▶ **WORK TO DO**:
Repeat each record below exactly, dropping the pictures.

▶ **ENTRIES**:
== == ==
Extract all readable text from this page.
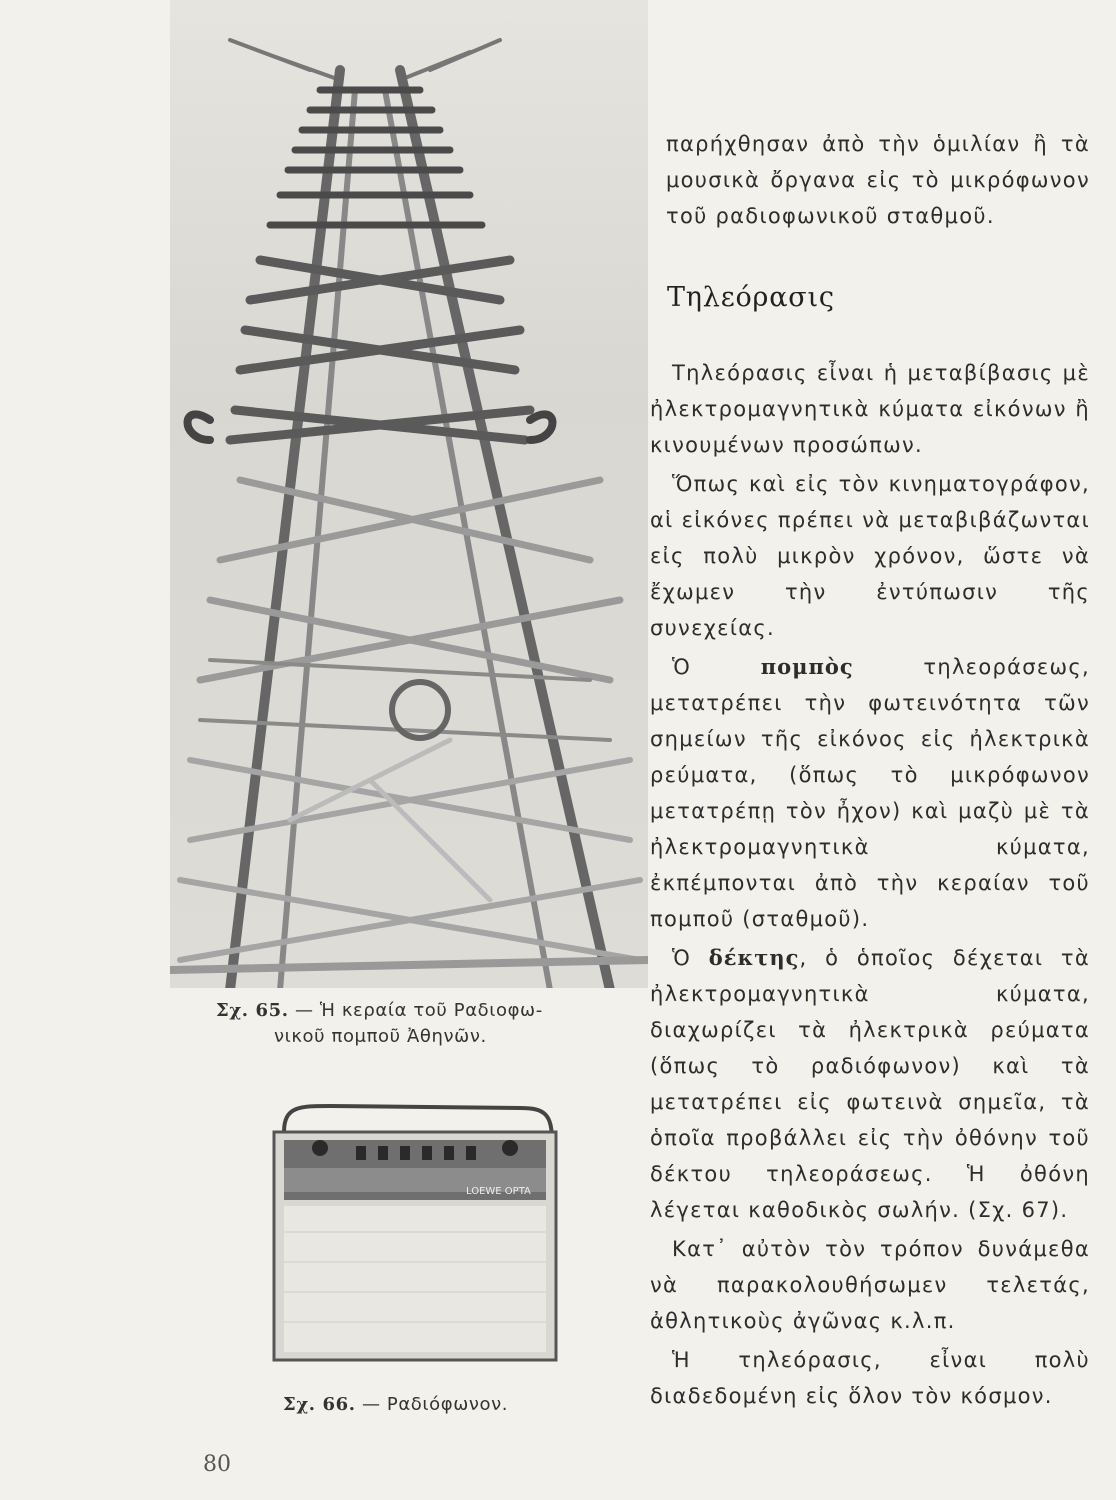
Σχ. 65. — Ἡ κεραία τοῦ Ραδιοφω-
νικοῦ πομποῦ Ἀθηνῶν.
LOEWE OPTA
Σχ. 66. — Ραδιόφωνον.

παρήχθησαν ἀπὸ τὴν ὁμιλίαν ἢ τὰ μουσικὰ ὄργανα εἰς τὸ μικρόφωνον τοῦ ραδιοφωνικοῦ σταθμοῦ.

Τηλεόρασις

Τηλεόρασις εἶναι ἡ μεταβίβασις μὲ ἠλεκτρομαγνητικὰ κύματα εἰκόνων ἢ κινουμένων προσώπων.

Ὅπως καὶ εἰς τὸν κινηματογράφον, αἱ εἰκόνες πρέπει νὰ μεταβιβάζωνται εἰς πολὺ μικρὸν χρόνον, ὥστε νὰ ἔχωμεν τὴν ἐντύπωσιν τῆς συνεχείας.

Ὁ	πομπὸς	τηλεοράσεως, μετατρέπει τὴν φωτεινότητα τῶν σημείων τῆς εἰκόνος εἰς ἠλεκτρικὰ ρεύματα, (ὅπως τὸ μικρόφωνον μετατρέπῃ τὸν ἦχον) καὶ μαζὺ μὲ τὰ ἠλεκτρομαγνητικὰ κύματα, ἐκπέμπονται ἀπὸ τὴν κεραίαν τοῦ πομποῦ (σταθμοῦ).

Ὁ δέκτης, ὁ ὁποῖος δέχεται τὰ ἠλεκτρομαγνητικὰ κύματα, διαχωρίζει τὰ ἠλεκτρικὰ ρεύματα (ὅπως τὸ ραδιόφωνον) καὶ τὰ μετατρέπει εἰς φωτεινὰ σημεῖα, τὰ ὁποῖα προβάλλει εἰς τὴν ὀθόνην τοῦ δέκτου τηλεοράσεως. Ἡ ὀθόνη λέγεται καθοδικὸς σωλήν. (Σχ. 67).

Κατ᾽ αὐτὸν τὸν τρόπον δυνάμεθα νὰ παρακολουθήσωμεν τελετάς, ἀθλητικοὺς ἀγῶνας κ.λ.π.

Ἡ τηλεόρασις, εἶναι πολὺ διαδεδομένη εἰς ὅλον τὸν κόσμον.

80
== == ==
▶ **PROBLEM SOLUTION**:
Extract all readable text from this page.
Σχ. 65. — Ἡ κεραία τοῦ Ραδιοφω-
νικοῦ πομποῦ Ἀθηνῶν.
LOEWE OPTA
Σχ. 66. — Ραδιόφωνον.

παρήχθησαν ἀπὸ τὴν ὁμιλίαν ἢ τὰ μουσικὰ ὄργανα εἰς τὸ μικρόφωνον τοῦ ραδιοφωνικοῦ σταθμοῦ.

Τηλεόρασις

Τηλεόρασις εἶναι ἡ μεταβίβασις μὲ ἠλεκτρομαγνητικὰ κύματα εἰκόνων ἢ κινουμένων προσώπων.

Ὅπως καὶ εἰς τὸν κινηματογράφον, αἱ εἰκόνες πρέπει νὰ μεταβιβάζωνται εἰς πολὺ μικρὸν χρόνον, ὥστε νὰ ἔχωμεν τὴν ἐντύπωσιν τῆς συνεχείας.

Ὁ	πομπὸς	τηλεοράσεως, μετατρέπει τὴν φωτεινότητα τῶν σημείων τῆς εἰκόνος εἰς ἠλεκτρικὰ ρεύματα, (ὅπως τὸ μικρόφωνον μετατρέπῃ τὸν ἦχον) καὶ μαζὺ μὲ τὰ ἠλεκτρομαγνητικὰ κύματα, ἐκπέμπονται ἀπὸ τὴν κεραίαν τοῦ πομποῦ (σταθμοῦ).

Ὁ δέκτης, ὁ ὁποῖος δέχεται τὰ ἠλεκτρομαγνητικὰ κύματα, διαχωρίζει τὰ ἠλεκτρικὰ ρεύματα (ὅπως τὸ ραδιόφωνον) καὶ τὰ μετατρέπει εἰς φωτεινὰ σημεῖα, τὰ ὁποῖα προβάλλει εἰς τὴν ὀθόνην τοῦ δέκτου τηλεοράσεως. Ἡ ὀθόνη λέγεται καθοδικὸς σωλήν. (Σχ. 67).

Κατ᾽ αὐτὸν τὸν τρόπον δυνάμεθα νὰ παρακολουθήσωμεν τελετάς, ἀθλητικοὺς ἀγῶνας κ.λ.π.

Ἡ τηλεόρασις, εἶναι πολὺ διαδεδομένη εἰς ὅλον τὸν κόσμον.

80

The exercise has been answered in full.